Given request: From the entries below, copy every line that holds the word "violence".

::: Source data

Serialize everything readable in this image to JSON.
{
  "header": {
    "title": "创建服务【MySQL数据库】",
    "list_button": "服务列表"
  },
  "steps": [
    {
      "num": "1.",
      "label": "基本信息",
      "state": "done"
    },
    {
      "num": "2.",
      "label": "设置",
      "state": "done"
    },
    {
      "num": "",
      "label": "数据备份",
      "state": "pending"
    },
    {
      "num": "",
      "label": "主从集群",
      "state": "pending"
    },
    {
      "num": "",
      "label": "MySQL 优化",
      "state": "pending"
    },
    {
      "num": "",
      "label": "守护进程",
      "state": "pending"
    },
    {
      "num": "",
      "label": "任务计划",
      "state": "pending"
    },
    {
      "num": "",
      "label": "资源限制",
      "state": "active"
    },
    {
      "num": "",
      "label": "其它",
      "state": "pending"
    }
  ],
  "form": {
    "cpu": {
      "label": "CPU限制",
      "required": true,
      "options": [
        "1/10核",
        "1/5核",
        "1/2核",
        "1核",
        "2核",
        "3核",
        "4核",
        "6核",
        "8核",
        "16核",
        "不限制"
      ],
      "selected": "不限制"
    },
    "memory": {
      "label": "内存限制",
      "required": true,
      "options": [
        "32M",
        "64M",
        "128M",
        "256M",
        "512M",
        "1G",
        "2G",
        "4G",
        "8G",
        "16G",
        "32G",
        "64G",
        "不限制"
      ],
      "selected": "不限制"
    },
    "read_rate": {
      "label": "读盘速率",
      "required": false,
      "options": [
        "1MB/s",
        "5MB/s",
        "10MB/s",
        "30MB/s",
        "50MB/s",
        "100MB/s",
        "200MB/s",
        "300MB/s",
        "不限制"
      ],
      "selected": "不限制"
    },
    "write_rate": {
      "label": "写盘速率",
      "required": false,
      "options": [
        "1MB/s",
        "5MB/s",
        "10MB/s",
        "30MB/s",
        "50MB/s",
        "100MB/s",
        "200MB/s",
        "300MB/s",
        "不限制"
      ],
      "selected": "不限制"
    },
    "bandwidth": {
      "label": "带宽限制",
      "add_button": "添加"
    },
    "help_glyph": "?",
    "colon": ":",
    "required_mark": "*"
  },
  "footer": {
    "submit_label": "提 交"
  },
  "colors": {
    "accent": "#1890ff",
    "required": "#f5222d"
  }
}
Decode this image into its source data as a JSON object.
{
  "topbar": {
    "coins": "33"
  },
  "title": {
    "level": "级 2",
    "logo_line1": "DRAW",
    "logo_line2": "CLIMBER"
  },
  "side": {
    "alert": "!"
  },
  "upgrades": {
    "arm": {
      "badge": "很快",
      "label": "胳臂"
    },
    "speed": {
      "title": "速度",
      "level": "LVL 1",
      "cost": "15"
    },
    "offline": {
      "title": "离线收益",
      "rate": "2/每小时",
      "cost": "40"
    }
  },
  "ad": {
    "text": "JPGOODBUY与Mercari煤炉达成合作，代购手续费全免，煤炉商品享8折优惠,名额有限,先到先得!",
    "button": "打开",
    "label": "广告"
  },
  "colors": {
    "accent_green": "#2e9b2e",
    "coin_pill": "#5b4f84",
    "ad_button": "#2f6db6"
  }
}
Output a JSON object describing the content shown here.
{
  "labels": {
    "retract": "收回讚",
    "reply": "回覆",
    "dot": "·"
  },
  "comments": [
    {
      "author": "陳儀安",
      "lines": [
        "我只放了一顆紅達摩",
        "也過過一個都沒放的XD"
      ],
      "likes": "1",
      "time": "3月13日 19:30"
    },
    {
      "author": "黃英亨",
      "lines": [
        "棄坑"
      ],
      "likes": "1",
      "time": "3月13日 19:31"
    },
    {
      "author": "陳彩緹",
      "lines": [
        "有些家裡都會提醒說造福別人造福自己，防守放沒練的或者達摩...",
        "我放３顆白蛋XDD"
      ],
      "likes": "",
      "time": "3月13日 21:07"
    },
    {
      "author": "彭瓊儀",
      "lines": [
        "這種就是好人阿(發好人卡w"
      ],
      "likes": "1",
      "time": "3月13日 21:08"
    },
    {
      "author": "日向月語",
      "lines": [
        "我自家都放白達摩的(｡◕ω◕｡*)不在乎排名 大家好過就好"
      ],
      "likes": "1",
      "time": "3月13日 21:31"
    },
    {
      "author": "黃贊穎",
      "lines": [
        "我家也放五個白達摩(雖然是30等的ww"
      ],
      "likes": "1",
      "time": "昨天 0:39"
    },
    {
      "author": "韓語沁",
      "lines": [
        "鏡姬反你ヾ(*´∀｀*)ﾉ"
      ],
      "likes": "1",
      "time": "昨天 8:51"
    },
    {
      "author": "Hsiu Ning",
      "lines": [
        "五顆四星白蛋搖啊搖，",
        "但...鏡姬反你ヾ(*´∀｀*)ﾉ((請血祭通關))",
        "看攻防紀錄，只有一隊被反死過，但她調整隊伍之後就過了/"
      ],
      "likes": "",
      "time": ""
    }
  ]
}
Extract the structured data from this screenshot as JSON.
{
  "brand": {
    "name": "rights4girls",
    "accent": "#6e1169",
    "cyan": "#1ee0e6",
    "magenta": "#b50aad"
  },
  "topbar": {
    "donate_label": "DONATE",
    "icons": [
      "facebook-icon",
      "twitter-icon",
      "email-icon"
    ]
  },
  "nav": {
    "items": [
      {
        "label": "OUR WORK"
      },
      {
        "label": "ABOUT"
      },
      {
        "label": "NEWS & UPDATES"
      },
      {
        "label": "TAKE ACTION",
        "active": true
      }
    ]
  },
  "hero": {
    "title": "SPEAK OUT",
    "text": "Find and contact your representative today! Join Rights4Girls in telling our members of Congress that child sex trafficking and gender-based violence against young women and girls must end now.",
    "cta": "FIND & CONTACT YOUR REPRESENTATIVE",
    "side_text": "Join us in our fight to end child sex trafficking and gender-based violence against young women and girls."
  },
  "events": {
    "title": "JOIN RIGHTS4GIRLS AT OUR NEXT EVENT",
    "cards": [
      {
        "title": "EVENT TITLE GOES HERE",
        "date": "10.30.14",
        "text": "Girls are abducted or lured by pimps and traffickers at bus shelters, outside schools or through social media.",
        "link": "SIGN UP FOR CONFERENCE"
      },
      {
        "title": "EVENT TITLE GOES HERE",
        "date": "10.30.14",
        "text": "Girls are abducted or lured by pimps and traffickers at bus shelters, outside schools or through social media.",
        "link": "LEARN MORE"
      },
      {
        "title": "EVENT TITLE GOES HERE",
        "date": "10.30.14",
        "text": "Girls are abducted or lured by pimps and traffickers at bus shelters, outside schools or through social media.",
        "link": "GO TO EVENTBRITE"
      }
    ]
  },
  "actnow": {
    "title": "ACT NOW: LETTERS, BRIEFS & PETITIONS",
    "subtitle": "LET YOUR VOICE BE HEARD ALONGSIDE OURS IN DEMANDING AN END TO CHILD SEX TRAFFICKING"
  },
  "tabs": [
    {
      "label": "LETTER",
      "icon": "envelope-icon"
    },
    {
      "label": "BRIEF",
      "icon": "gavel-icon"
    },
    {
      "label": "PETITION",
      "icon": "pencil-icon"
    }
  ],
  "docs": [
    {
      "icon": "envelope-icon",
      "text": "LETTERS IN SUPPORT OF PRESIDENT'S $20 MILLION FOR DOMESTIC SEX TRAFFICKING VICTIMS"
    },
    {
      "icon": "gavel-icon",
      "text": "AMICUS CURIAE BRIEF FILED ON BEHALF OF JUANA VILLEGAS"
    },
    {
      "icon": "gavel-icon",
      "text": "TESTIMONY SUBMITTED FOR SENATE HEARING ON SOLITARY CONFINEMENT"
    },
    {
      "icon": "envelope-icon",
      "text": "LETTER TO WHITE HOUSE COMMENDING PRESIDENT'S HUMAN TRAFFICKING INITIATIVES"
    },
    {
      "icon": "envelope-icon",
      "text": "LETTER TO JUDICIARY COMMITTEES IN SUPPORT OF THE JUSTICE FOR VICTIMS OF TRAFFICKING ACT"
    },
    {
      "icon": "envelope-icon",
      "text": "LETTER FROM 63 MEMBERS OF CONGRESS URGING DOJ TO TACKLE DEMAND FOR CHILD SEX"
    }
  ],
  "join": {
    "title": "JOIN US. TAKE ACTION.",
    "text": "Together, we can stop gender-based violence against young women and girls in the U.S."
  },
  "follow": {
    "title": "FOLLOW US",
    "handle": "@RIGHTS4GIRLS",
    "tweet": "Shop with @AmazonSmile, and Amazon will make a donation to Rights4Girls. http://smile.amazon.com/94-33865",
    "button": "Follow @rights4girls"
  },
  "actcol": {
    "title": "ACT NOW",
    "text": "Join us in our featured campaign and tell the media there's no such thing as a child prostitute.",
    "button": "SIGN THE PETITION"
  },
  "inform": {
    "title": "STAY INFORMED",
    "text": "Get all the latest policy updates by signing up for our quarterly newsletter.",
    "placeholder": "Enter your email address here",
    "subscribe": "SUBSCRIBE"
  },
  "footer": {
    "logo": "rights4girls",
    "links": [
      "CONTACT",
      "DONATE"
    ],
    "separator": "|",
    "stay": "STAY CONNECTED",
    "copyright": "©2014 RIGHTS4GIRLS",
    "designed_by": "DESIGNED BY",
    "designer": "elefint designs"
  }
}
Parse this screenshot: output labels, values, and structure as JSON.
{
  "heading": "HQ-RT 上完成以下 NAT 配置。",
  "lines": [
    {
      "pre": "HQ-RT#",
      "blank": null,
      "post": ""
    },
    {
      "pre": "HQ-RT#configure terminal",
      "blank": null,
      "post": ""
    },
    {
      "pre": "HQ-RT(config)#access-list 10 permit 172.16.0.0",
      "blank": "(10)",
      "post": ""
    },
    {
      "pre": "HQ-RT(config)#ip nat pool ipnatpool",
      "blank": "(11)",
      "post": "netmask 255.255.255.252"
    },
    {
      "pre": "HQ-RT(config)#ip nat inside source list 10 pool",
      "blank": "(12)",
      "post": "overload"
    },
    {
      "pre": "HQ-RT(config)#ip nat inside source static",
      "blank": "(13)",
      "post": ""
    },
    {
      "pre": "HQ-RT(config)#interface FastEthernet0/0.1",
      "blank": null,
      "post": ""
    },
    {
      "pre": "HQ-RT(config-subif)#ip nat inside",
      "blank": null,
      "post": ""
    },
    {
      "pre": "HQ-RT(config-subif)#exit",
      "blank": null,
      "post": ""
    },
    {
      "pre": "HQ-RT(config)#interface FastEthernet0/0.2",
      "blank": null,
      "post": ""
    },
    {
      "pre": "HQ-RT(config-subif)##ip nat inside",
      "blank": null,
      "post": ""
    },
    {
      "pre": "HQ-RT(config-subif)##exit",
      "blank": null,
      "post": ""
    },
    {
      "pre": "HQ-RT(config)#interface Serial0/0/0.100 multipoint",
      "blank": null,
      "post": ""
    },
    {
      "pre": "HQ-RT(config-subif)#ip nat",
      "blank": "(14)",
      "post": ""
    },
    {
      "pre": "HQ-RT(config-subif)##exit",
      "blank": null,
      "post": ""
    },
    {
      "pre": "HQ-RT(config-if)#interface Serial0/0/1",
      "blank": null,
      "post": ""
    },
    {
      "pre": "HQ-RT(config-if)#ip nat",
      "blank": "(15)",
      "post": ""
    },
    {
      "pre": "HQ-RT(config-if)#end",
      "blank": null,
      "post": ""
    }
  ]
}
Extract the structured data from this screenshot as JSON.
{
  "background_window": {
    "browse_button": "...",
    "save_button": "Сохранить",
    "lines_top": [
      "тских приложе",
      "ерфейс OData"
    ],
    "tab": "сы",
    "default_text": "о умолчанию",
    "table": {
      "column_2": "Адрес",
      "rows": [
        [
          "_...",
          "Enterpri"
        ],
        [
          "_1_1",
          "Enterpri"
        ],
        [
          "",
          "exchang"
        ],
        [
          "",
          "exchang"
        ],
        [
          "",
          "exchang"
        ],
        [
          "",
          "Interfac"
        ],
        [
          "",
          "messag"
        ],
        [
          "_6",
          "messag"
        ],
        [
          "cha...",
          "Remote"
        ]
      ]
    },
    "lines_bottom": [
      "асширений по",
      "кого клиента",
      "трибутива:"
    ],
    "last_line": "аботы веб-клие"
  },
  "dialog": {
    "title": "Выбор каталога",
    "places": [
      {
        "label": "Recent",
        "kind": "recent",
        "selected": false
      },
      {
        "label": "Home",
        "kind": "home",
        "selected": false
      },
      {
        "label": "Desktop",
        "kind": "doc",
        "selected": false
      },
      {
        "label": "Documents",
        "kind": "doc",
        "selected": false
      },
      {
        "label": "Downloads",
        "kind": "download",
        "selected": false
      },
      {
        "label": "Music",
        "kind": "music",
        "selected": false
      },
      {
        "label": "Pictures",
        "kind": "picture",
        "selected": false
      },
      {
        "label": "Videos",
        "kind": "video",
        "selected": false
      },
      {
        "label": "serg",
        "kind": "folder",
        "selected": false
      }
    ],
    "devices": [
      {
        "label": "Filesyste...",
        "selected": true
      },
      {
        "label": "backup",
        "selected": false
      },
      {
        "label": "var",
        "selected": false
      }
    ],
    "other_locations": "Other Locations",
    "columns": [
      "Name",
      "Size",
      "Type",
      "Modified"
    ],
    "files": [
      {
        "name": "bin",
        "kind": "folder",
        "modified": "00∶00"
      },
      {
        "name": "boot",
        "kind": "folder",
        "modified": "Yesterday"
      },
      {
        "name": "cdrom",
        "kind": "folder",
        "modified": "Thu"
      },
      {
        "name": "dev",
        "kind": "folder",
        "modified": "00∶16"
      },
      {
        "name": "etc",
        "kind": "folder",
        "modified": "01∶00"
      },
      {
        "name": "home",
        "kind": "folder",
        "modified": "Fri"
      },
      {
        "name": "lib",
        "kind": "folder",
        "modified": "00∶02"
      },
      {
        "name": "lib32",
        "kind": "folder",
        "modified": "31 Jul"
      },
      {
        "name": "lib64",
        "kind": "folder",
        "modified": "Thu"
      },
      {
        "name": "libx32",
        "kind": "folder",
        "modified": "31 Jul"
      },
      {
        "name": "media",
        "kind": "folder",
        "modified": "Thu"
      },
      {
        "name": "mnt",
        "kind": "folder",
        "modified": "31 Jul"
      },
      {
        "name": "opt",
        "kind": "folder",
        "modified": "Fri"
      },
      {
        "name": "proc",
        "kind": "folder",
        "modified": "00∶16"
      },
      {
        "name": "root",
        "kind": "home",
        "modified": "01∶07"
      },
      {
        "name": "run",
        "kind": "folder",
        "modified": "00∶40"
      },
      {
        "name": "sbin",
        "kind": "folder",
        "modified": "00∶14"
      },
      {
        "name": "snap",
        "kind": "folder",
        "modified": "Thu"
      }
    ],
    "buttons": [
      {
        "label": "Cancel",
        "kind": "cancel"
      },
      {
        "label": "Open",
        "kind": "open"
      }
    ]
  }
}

::::::

In response:
    "text": "Find and contact your representative today! Join Rights4Girls in telling our members of Congress that child sex trafficking and gender-based violence against young women and girls must end now.",
    "side_text": "Join us in our fight to end child sex trafficking and gender-based violence against young women and girls."
    "text": "Together, we can stop gender-based violence against young women and girls in the U.S."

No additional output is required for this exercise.